> [Stored records]:
___
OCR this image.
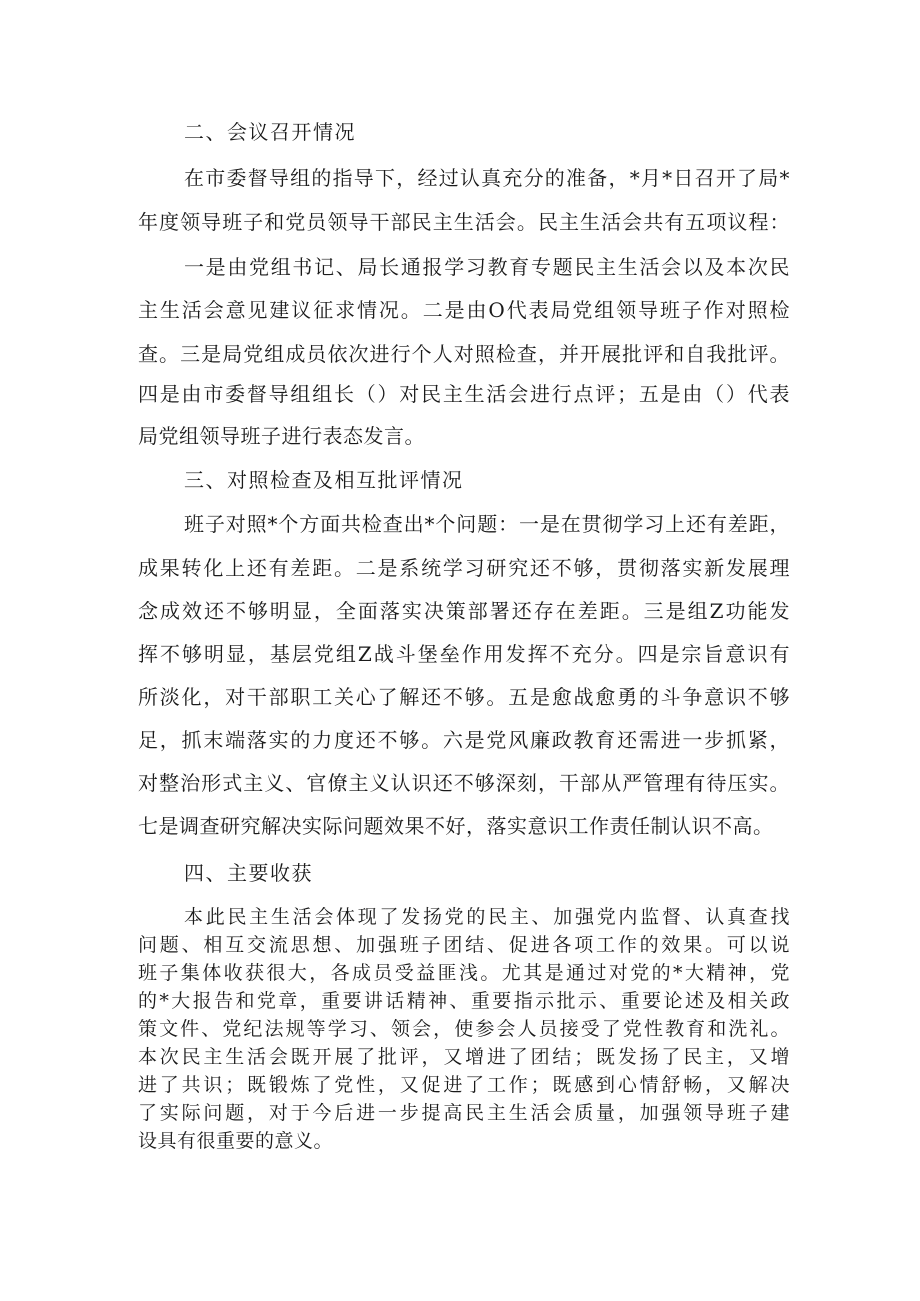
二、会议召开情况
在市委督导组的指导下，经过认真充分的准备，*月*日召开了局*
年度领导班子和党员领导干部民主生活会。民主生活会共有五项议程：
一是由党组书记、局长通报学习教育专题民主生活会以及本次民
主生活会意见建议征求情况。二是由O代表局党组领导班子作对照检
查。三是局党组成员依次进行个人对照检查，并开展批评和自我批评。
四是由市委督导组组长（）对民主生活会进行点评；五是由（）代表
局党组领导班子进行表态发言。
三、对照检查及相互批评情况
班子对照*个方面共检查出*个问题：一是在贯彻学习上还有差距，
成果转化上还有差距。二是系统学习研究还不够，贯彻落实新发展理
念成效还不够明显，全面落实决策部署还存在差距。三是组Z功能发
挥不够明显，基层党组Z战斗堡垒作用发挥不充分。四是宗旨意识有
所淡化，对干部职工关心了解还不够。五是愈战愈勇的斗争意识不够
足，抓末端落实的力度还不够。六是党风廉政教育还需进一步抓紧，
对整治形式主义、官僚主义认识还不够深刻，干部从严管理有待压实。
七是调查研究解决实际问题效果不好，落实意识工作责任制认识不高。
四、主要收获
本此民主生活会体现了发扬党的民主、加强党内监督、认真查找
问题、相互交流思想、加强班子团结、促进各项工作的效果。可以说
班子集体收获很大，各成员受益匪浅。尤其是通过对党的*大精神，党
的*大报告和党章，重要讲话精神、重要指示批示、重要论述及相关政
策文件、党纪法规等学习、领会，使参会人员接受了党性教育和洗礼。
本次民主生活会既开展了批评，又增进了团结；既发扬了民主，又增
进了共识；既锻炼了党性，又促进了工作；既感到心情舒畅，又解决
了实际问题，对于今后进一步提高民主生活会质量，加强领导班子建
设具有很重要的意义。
___
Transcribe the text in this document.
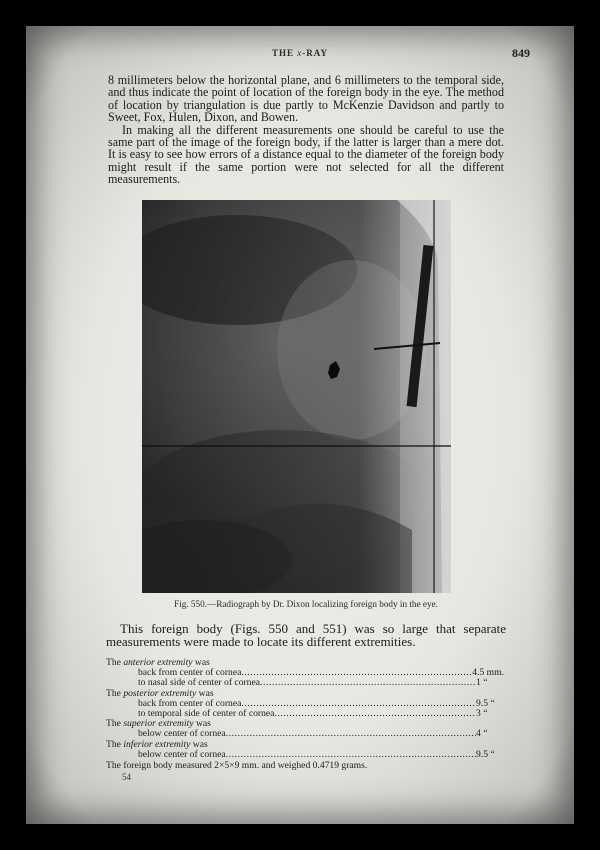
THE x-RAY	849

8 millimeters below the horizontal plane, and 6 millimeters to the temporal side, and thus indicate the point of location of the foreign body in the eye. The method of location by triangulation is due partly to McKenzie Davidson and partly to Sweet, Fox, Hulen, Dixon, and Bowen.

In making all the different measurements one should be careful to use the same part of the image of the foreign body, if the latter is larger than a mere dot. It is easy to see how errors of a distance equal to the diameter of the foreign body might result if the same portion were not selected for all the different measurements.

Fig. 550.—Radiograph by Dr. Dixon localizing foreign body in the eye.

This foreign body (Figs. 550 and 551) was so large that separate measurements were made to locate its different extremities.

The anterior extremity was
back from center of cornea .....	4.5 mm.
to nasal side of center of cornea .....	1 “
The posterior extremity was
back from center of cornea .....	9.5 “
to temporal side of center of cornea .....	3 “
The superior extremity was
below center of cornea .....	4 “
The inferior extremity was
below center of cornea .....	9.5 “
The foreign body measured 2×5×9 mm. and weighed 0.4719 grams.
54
___
> [SHORT PROBLEM]:
Report how many lines in the data contain the word "extremity", with no words besides the number.

> [RESULT OF THIS TASK]:
4